What you have to do » Leave out the pictures and repeat the data exactly.
================================
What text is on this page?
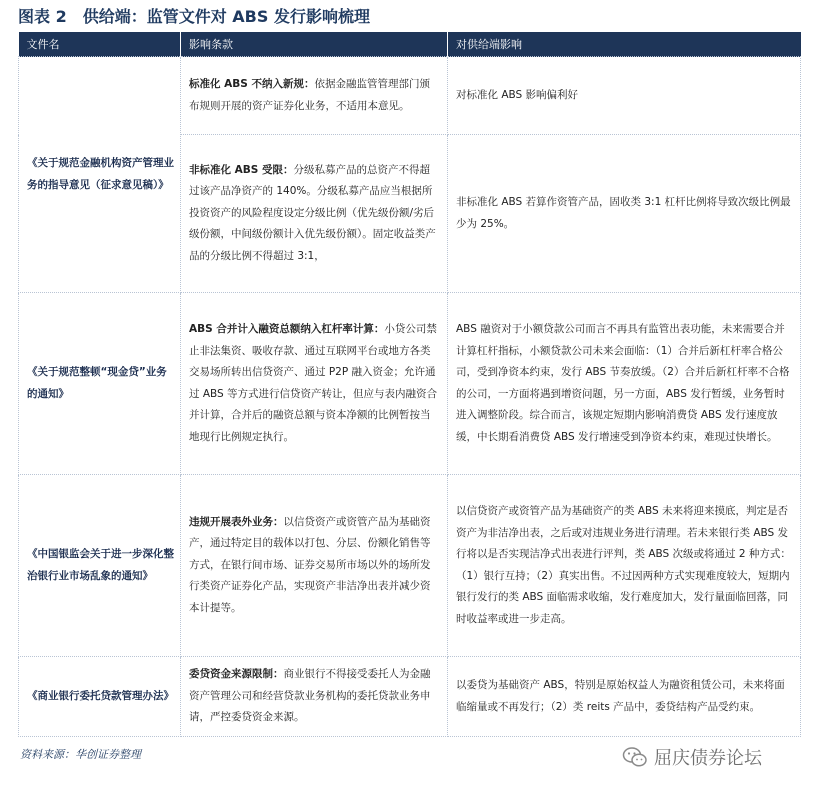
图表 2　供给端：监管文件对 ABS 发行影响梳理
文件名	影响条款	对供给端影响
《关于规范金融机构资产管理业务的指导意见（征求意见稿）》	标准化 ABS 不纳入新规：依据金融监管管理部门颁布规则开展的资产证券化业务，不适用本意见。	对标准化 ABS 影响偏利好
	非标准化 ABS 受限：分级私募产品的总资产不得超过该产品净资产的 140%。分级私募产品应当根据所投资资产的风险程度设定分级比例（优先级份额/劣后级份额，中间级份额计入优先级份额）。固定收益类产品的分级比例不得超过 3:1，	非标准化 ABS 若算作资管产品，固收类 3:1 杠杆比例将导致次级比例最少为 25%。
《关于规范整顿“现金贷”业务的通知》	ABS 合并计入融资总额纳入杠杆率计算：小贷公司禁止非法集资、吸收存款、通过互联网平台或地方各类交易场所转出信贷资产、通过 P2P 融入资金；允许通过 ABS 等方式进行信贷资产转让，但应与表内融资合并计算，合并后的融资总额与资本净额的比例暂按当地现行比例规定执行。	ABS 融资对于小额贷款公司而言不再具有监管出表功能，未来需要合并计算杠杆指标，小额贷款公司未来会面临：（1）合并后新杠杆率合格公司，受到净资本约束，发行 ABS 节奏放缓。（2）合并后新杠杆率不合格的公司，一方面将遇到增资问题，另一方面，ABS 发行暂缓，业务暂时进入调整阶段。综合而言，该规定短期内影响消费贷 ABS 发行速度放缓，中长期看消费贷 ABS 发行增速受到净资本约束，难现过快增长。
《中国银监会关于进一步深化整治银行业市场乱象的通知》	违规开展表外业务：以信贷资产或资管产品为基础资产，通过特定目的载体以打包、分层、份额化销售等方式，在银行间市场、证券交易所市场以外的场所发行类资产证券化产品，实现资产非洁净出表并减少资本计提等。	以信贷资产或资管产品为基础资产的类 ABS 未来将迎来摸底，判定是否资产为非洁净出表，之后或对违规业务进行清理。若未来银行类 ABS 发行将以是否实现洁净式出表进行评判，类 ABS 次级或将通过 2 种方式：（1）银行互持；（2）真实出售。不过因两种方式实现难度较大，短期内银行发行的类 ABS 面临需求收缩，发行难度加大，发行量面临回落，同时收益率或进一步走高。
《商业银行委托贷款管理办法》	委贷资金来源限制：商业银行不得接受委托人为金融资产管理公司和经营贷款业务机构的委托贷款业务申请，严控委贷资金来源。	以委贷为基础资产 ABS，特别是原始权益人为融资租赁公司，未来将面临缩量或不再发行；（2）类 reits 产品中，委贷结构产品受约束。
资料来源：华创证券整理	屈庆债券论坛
================================
In response »
What text is on this page?
图表 2　供给端：监管文件对 ABS 发行影响梳理
文件名	影响条款	对供给端影响
《关于规范金融机构资产管理业务的指导意见（征求意见稿）》	标准化 ABS 不纳入新规：依据金融监管管理部门颁布规则开展的资产证券化业务，不适用本意见。	对标准化 ABS 影响偏利好
	非标准化 ABS 受限：分级私募产品的总资产不得超过该产品净资产的 140%。分级私募产品应当根据所投资资产的风险程度设定分级比例（优先级份额/劣后级份额，中间级份额计入优先级份额）。固定收益类产品的分级比例不得超过 3:1，	非标准化 ABS 若算作资管产品，固收类 3:1 杠杆比例将导致次级比例最少为 25%。
《关于规范整顿“现金贷”业务的通知》	ABS 合并计入融资总额纳入杠杆率计算：小贷公司禁止非法集资、吸收存款、通过互联网平台或地方各类交易场所转出信贷资产、通过 P2P 融入资金；允许通过 ABS 等方式进行信贷资产转让，但应与表内融资合并计算，合并后的融资总额与资本净额的比例暂按当地现行比例规定执行。	ABS 融资对于小额贷款公司而言不再具有监管出表功能，未来需要合并计算杠杆指标，小额贷款公司未来会面临：（1）合并后新杠杆率合格公司，受到净资本约束，发行 ABS 节奏放缓。（2）合并后新杠杆率不合格的公司，一方面将遇到增资问题，另一方面，ABS 发行暂缓，业务暂时进入调整阶段。综合而言，该规定短期内影响消费贷 ABS 发行速度放缓，中长期看消费贷 ABS 发行增速受到净资本约束，难现过快增长。
《中国银监会关于进一步深化整治银行业市场乱象的通知》	违规开展表外业务：以信贷资产或资管产品为基础资产，通过特定目的载体以打包、分层、份额化销售等方式，在银行间市场、证券交易所市场以外的场所发行类资产证券化产品，实现资产非洁净出表并减少资本计提等。	以信贷资产或资管产品为基础资产的类 ABS 未来将迎来摸底，判定是否资产为非洁净出表，之后或对违规业务进行清理。若未来银行类 ABS 发行将以是否实现洁净式出表进行评判，类 ABS 次级或将通过 2 种方式：（1）银行互持；（2）真实出售。不过因两种方式实现难度较大，短期内银行发行的类 ABS 面临需求收缩，发行难度加大，发行量面临回落，同时收益率或进一步走高。
《商业银行委托贷款管理办法》	委贷资金来源限制：商业银行不得接受委托人为金融资产管理公司和经营贷款业务机构的委托贷款业务申请，严控委贷资金来源。	以委贷为基础资产 ABS，特别是原始权益人为融资租赁公司，未来将面临缩量或不再发行；（2）类 reits 产品中，委贷结构产品受约束。
资料来源：华创证券整理	屈庆债券论坛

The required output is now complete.